··· DATA EXCERPTS

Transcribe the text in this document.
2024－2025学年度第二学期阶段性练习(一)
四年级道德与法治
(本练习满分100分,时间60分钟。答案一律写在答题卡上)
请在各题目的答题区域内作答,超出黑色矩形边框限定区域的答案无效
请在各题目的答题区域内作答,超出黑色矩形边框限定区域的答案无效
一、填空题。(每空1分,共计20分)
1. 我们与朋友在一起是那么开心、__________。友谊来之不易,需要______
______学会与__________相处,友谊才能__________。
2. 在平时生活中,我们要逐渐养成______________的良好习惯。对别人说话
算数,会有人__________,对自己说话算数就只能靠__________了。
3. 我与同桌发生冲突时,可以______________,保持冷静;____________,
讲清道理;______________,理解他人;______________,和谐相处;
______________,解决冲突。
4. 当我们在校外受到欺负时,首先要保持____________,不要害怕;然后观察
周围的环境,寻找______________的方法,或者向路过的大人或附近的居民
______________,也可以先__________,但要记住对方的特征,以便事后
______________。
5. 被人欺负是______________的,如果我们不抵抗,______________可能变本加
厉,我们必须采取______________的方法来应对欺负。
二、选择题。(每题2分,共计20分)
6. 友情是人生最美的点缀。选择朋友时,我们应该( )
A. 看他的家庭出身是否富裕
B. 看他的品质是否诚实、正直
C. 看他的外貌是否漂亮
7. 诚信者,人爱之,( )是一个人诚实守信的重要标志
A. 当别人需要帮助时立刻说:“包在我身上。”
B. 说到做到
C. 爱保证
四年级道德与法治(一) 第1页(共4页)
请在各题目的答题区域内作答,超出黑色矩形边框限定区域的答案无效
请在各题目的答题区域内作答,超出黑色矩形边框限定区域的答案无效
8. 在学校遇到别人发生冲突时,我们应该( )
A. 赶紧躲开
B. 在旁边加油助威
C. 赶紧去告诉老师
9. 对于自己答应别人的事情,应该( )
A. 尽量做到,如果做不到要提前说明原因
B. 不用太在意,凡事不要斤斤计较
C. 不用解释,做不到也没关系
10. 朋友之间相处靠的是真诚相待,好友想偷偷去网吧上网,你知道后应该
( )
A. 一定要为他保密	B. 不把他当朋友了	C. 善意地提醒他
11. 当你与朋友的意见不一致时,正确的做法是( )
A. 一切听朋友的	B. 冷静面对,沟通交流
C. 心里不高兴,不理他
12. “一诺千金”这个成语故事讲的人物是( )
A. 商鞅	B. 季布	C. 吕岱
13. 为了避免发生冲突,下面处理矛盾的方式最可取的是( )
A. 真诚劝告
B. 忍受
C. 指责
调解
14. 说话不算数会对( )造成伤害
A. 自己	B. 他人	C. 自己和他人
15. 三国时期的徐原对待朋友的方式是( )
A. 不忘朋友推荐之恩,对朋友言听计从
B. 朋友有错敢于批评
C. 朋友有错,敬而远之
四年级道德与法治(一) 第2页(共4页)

······

> _BRIEF_
Write the data out again in full and exactly.

> _EXERCISE ANSWER_
Transcribe the text in this document.
2024－2025学年度第二学期阶段性练习(一)
四年级道德与法治
(本练习满分100分,时间60分钟。答案一律写在答题卡上)
请在各题目的答题区域内作答,超出黑色矩形边框限定区域的答案无效
请在各题目的答题区域内作答,超出黑色矩形边框限定区域的答案无效
一、填空题。(每空1分,共计20分)
1. 我们与朋友在一起是那么开心、__________。友谊来之不易,需要______
______学会与__________相处,友谊才能__________。
2. 在平时生活中,我们要逐渐养成______________的良好习惯。对别人说话
算数,会有人__________,对自己说话算数就只能靠__________了。
3. 我与同桌发生冲突时,可以______________,保持冷静;____________,
讲清道理;______________,理解他人;______________,和谐相处;
______________,解决冲突。
4. 当我们在校外受到欺负时,首先要保持____________,不要害怕;然后观察
周围的环境,寻找______________的方法,或者向路过的大人或附近的居民
______________,也可以先__________,但要记住对方的特征,以便事后
______________。
5. 被人欺负是______________的,如果我们不抵抗,______________可能变本加
厉,我们必须采取______________的方法来应对欺负。
二、选择题。(每题2分,共计20分)
6. 友情是人生最美的点缀。选择朋友时,我们应该( )
A. 看他的家庭出身是否富裕
B. 看他的品质是否诚实、正直
C. 看他的外貌是否漂亮
7. 诚信者,人爱之,( )是一个人诚实守信的重要标志
A. 当别人需要帮助时立刻说:“包在我身上。”
B. 说到做到
C. 爱保证
四年级道德与法治(一) 第1页(共4页)
请在各题目的答题区域内作答,超出黑色矩形边框限定区域的答案无效
请在各题目的答题区域内作答,超出黑色矩形边框限定区域的答案无效
8. 在学校遇到别人发生冲突时,我们应该( )
A. 赶紧躲开
B. 在旁边加油助威
C. 赶紧去告诉老师
9. 对于自己答应别人的事情,应该( )
A. 尽量做到,如果做不到要提前说明原因
B. 不用太在意,凡事不要斤斤计较
C. 不用解释,做不到也没关系
10. 朋友之间相处靠的是真诚相待,好友想偷偷去网吧上网,你知道后应该
( )
A. 一定要为他保密	B. 不把他当朋友了	C. 善意地提醒他
11. 当你与朋友的意见不一致时,正确的做法是( )
A. 一切听朋友的	B. 冷静面对,沟通交流
C. 心里不高兴,不理他
12. “一诺千金”这个成语故事讲的人物是( )
A. 商鞅	B. 季布	C. 吕岱
13. 为了避免发生冲突,下面处理矛盾的方式最可取的是( )
A. 真诚劝告
B. 忍受
C. 指责
调解
14. 说话不算数会对( )造成伤害
A. 自己	B. 他人	C. 自己和他人
15. 三国时期的徐原对待朋友的方式是( )
A. 不忘朋友推荐之恩,对朋友言听计从
B. 朋友有错敢于批评
C. 朋友有错,敬而远之
四年级道德与法治(一) 第2页(共4页)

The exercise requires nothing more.